> **Source passage**
--------
Facebook: Friend or Foe?

February 26, 2009
By Chris Barnes

Facebook found itself at the center of another massively publicized controversy last week, when it announced a change to its terms of service (ToS) that would give the social networking service the right to retain material posted by its users in perpetuity. The change was actually slipped in several weeks prior, but the blogosphere picked up on it the weekend of Valentine’s Day, and once again we were off to the races. Blog articles led to angry Facebook groups, which led to articles in the mainstream media. In fact, the furor built to such a point that Facebook was forced to roll back to its former ToS last Wednesday.

Every time Facebook makes a major change — originally it was the introduction of the Orwellian news feed — it seems that college students across the nation are instantly up in arms. In this case, though, the ToS changes were likely made at the behest of Facebook’s legal team in order to reflect data retention policies already in place, rather than as the result of some grand evil scheme to own everyone’s banal status updates and embarrassing drunk party photos.

Why? Well, think about it: Like any gigantic website, Facebook undoubtedly has an extensive backup system in place. These backups are very good things, as they prevent the loss of any information at the hands of any number of technical problems that can and do go wrong with large, distributed information systems. I can only imagine the enraged groups that would pop up should an un-backed-up database server fail at Facebook and result in the loss of countless user accounts, posts, photos and other content. In the “web 2.0” information society of today, we demand 100 percent up time for our main sites, and when even a byte of our precious data is lost, heads must roll. With backups, Facebook is protecting itself and improving our experience in using their site.
--------
> **Set task 1**
Quote the records word for word, starting at their first line and ending at the line that contains "714, 1409, 770]".
The text and the records come from different sources.

> **Stored rows**
--------
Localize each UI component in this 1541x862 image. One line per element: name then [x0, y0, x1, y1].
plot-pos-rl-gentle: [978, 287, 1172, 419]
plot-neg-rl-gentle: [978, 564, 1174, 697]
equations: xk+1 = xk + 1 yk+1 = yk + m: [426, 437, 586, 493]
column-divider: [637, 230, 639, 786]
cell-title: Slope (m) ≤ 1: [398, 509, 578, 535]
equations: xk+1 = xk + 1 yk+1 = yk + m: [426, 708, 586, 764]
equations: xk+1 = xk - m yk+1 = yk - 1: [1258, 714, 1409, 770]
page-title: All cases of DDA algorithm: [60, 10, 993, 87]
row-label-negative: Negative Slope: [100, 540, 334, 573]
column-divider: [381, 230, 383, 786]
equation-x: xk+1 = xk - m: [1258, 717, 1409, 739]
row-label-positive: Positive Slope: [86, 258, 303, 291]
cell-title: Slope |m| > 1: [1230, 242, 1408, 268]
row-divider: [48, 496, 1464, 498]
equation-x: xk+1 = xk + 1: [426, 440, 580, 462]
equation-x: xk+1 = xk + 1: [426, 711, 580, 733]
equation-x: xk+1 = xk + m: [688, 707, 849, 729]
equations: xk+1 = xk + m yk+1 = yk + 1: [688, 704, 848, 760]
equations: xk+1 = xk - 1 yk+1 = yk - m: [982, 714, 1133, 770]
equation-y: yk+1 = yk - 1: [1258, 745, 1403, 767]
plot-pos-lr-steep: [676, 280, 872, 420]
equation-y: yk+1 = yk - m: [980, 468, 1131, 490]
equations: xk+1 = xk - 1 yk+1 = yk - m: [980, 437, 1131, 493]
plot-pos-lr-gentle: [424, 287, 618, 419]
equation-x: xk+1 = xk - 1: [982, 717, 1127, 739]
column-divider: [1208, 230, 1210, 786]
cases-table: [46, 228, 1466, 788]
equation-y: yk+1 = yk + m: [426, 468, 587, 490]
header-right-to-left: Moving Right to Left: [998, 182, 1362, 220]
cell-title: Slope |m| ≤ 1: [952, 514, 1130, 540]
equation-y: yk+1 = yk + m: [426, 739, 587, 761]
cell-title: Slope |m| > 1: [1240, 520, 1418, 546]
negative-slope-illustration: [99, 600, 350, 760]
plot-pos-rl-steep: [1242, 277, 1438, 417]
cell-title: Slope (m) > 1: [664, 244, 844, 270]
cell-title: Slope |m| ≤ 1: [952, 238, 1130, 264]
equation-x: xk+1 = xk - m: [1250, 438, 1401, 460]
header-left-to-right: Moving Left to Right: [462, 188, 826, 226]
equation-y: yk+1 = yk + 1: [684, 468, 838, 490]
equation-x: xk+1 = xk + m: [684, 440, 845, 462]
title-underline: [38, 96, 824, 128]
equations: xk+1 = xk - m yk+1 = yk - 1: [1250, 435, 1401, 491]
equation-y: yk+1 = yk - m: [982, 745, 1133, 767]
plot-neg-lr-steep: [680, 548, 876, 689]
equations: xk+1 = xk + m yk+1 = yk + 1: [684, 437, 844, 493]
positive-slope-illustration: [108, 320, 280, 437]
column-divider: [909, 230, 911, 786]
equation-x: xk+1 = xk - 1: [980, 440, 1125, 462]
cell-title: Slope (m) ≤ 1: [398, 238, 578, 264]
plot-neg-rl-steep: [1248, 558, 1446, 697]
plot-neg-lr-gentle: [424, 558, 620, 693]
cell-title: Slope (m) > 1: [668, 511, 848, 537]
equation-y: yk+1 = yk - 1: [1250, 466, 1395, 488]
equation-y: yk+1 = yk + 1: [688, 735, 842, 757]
--------
> **Set task 2**
In the Facebook article, condense the paragraph beginning "Every time Facebook makes a major change" into a shorter version that keeps its main facts.

> **Task solution 1**
Localize each UI component in this 1541x862 image. One line per element: name then [x0, y0, x1, y1].
plot-pos-rl-gentle: [978, 287, 1172, 419]
plot-neg-rl-gentle: [978, 564, 1174, 697]
equations: xk+1 = xk + 1 yk+1 = yk + m: [426, 437, 586, 493]
column-divider: [637, 230, 639, 786]
cell-title: Slope (m) ≤ 1: [398, 509, 578, 535]
equations: xk+1 = xk + 1 yk+1 = yk + m: [426, 708, 586, 764]
equations: xk+1 = xk - m yk+1 = yk - 1: [1258, 714, 1409, 770]

> **Task solution 2**
Each major Facebook change, beginning with the news feed, seems to anger college students across the country at once. This time, though, the ToS change was probably requested by Facebook's legal team to match data retention policies already in place. It was not a plan to own users' status updates and party photos.